Excerpt from a dataset

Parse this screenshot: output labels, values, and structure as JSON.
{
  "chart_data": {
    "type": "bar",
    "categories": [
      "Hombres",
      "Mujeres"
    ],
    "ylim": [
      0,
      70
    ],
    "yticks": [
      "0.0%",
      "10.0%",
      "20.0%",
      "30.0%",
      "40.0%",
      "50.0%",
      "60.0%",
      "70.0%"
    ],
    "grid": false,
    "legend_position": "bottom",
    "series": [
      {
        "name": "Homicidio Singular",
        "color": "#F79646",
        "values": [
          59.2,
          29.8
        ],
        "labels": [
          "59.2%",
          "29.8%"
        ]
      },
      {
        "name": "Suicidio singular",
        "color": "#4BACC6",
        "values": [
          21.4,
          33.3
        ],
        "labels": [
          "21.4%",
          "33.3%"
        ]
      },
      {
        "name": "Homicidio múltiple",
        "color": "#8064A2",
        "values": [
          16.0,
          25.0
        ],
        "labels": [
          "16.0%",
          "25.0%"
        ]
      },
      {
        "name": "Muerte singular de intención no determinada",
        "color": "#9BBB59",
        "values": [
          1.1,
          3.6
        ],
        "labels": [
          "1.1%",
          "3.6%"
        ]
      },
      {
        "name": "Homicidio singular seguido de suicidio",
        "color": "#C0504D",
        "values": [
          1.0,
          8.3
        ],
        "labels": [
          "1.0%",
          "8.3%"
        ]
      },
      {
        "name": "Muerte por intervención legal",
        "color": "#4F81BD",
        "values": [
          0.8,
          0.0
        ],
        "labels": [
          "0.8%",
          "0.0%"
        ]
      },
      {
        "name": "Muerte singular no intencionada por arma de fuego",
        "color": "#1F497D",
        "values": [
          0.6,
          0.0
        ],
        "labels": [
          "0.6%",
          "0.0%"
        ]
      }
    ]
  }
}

GIVEN PROBLEM -
All of the data needs to be printed once more, exactly.

THE RESPONSE -
Parse this screenshot: output labels, values, and structure as JSON.
{
  "chart_data": {
    "type": "bar",
    "categories": [
      "Hombres",
      "Mujeres"
    ],
    "ylim": [
      0,
      70
    ],
    "yticks": [
      "0.0%",
      "10.0%",
      "20.0%",
      "30.0%",
      "40.0%",
      "50.0%",
      "60.0%",
      "70.0%"
    ],
    "grid": false,
    "legend_position": "bottom",
    "series": [
      {
        "name": "Homicidio Singular",
        "color": "#F79646",
        "values": [
          59.2,
          29.8
        ],
        "labels": [
          "59.2%",
          "29.8%"
        ]
      },
      {
        "name": "Suicidio singular",
        "color": "#4BACC6",
        "values": [
          21.4,
          33.3
        ],
        "labels": [
          "21.4%",
          "33.3%"
        ]
      },
      {
        "name": "Homicidio múltiple",
        "color": "#8064A2",
        "values": [
          16.0,
          25.0
        ],
        "labels": [
          "16.0%",
          "25.0%"
        ]
      },
      {
        "name": "Muerte singular de intención no determinada",
        "color": "#9BBB59",
        "values": [
          1.1,
          3.6
        ],
        "labels": [
          "1.1%",
          "3.6%"
        ]
      },
      {
        "name": "Homicidio singular seguido de suicidio",
        "color": "#C0504D",
        "values": [
          1.0,
          8.3
        ],
        "labels": [
          "1.0%",
          "8.3%"
        ]
      },
      {
        "name": "Muerte por intervención legal",
        "color": "#4F81BD",
        "values": [
          0.8,
          0.0
        ],
        "labels": [
          "0.8%",
          "0.0%"
        ]
      },
      {
        "name": "Muerte singular no intencionada por arma de fuego",
        "color": "#1F497D",
        "values": [
          0.6,
          0.0
        ],
        "labels": [
          "0.6%",
          "0.0%"
        ]
      }
    ]
  }
}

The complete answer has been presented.